■ Task item: Return the full listing character for character, without its pictures.

■ Material supplied:
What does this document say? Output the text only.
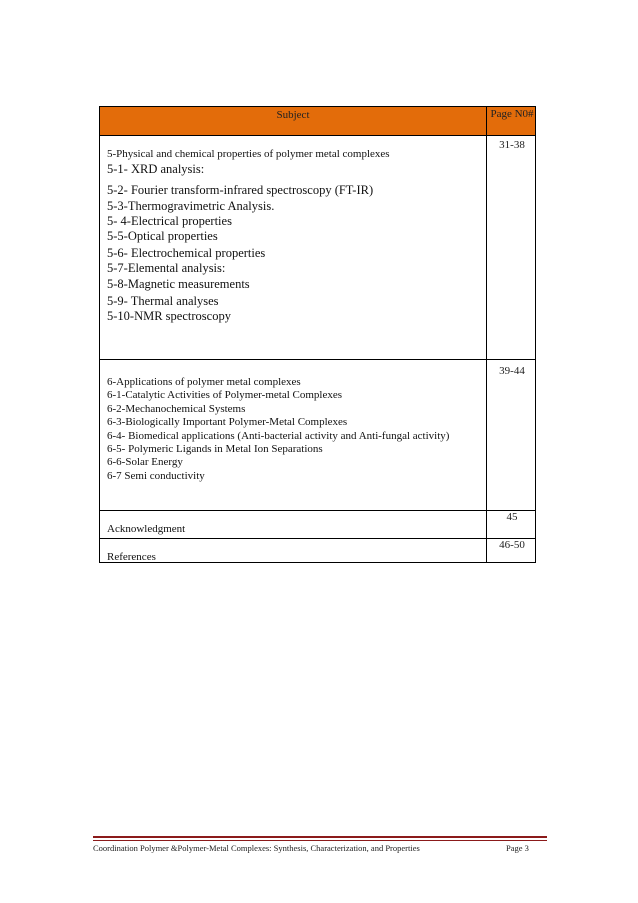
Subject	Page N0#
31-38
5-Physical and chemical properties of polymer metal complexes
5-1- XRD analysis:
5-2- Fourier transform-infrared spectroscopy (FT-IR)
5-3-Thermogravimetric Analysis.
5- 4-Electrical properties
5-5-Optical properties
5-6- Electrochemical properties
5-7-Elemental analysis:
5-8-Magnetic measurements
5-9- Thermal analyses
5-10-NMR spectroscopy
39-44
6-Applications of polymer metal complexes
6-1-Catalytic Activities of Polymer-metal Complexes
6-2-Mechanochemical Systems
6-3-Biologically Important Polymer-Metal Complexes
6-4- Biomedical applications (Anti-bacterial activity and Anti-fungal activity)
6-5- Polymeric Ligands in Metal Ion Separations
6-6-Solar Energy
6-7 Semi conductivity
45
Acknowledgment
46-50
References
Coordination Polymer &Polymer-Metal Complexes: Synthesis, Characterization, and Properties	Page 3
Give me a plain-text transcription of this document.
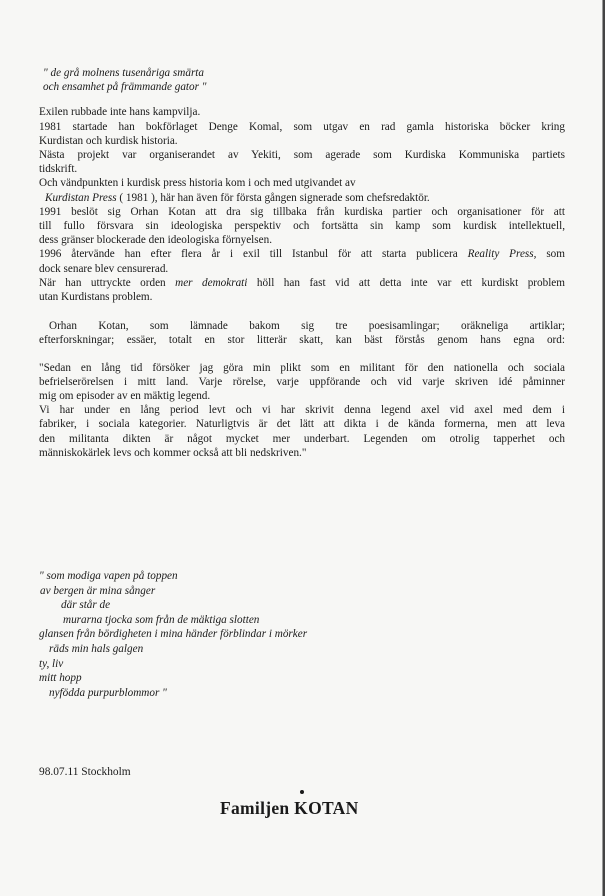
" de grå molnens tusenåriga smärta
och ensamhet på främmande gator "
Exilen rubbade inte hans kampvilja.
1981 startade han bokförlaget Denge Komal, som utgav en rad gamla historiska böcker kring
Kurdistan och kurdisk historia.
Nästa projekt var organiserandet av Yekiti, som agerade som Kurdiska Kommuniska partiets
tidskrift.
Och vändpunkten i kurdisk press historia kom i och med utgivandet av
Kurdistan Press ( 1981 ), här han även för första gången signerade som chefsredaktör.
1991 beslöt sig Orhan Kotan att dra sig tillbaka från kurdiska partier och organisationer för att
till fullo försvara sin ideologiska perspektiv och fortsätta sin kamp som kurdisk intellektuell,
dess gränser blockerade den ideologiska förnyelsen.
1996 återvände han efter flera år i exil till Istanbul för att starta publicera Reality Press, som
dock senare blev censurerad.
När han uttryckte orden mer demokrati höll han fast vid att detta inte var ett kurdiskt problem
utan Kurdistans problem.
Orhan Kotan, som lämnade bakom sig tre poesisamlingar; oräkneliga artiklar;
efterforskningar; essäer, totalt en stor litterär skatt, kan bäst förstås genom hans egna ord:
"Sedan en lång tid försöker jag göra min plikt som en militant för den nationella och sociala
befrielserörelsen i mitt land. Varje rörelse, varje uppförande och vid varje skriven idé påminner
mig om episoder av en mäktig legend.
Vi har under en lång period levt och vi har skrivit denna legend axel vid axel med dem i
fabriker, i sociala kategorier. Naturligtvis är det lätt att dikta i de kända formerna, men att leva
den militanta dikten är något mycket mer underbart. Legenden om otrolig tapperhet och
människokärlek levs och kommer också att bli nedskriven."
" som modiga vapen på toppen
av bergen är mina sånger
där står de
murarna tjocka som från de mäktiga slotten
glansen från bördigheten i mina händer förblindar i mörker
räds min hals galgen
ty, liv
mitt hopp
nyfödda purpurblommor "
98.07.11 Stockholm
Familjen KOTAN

■ Written answer:
What does this document say? Output the text only.
Subject	Page N0#
31-38
5-Physical and chemical properties of polymer metal complexes
5-1- XRD analysis:
5-2- Fourier transform-infrared spectroscopy (FT-IR)
5-3-Thermogravimetric Analysis.
5- 4-Electrical properties
5-5-Optical properties
5-6- Electrochemical properties
5-7-Elemental analysis:
5-8-Magnetic measurements
5-9- Thermal analyses
5-10-NMR spectroscopy
39-44
6-Applications of polymer metal complexes
6-1-Catalytic Activities of Polymer-metal Complexes
6-2-Mechanochemical Systems
6-3-Biologically Important Polymer-Metal Complexes
6-4- Biomedical applications (Anti-bacterial activity and Anti-fungal activity)
6-5- Polymeric Ligands in Metal Ion Separations
6-6-Solar Energy
6-7 Semi conductivity
45
Acknowledgment
46-50
References
Coordination Polymer &Polymer-Metal Complexes: Synthesis, Characterization, and Properties	Page 3
Give me a plain-text transcription of this document.
" de grå molnens tusenåriga smärta
och ensamhet på främmande gator "
Exilen rubbade inte hans kampvilja.
1981 startade han bokförlaget Denge Komal, som utgav en rad gamla historiska böcker kring
Kurdistan och kurdisk historia.
Nästa projekt var organiserandet av Yekiti, som agerade som Kurdiska Kommuniska partiets
tidskrift.
Och vändpunkten i kurdisk press historia kom i och med utgivandet av
Kurdistan Press ( 1981 ), här han även för första gången signerade som chefsredaktör.
1991 beslöt sig Orhan Kotan att dra sig tillbaka från kurdiska partier och organisationer för att
till fullo försvara sin ideologiska perspektiv och fortsätta sin kamp som kurdisk intellektuell,
dess gränser blockerade den ideologiska förnyelsen.
1996 återvände han efter flera år i exil till Istanbul för att starta publicera Reality Press, som
dock senare blev censurerad.
När han uttryckte orden mer demokrati höll han fast vid att detta inte var ett kurdiskt problem
utan Kurdistans problem.
Orhan Kotan, som lämnade bakom sig tre poesisamlingar; oräkneliga artiklar;
efterforskningar; essäer, totalt en stor litterär skatt, kan bäst förstås genom hans egna ord:
"Sedan en lång tid försöker jag göra min plikt som en militant för den nationella och sociala
befrielserörelsen i mitt land. Varje rörelse, varje uppförande och vid varje skriven idé påminner
mig om episoder av en mäktig legend.
Vi har under en lång period levt och vi har skrivit denna legend axel vid axel med dem i
fabriker, i sociala kategorier. Naturligtvis är det lätt att dikta i de kända formerna, men att leva
den militanta dikten är något mycket mer underbart. Legenden om otrolig tapperhet och
människokärlek levs och kommer också att bli nedskriven."
" som modiga vapen på toppen
av bergen är mina sånger
där står de
murarna tjocka som från de mäktiga slotten
glansen från bördigheten i mina händer förblindar i mörker
räds min hals galgen
ty, liv
mitt hopp
nyfödda purpurblommor "
98.07.11 Stockholm
Familjen KOTAN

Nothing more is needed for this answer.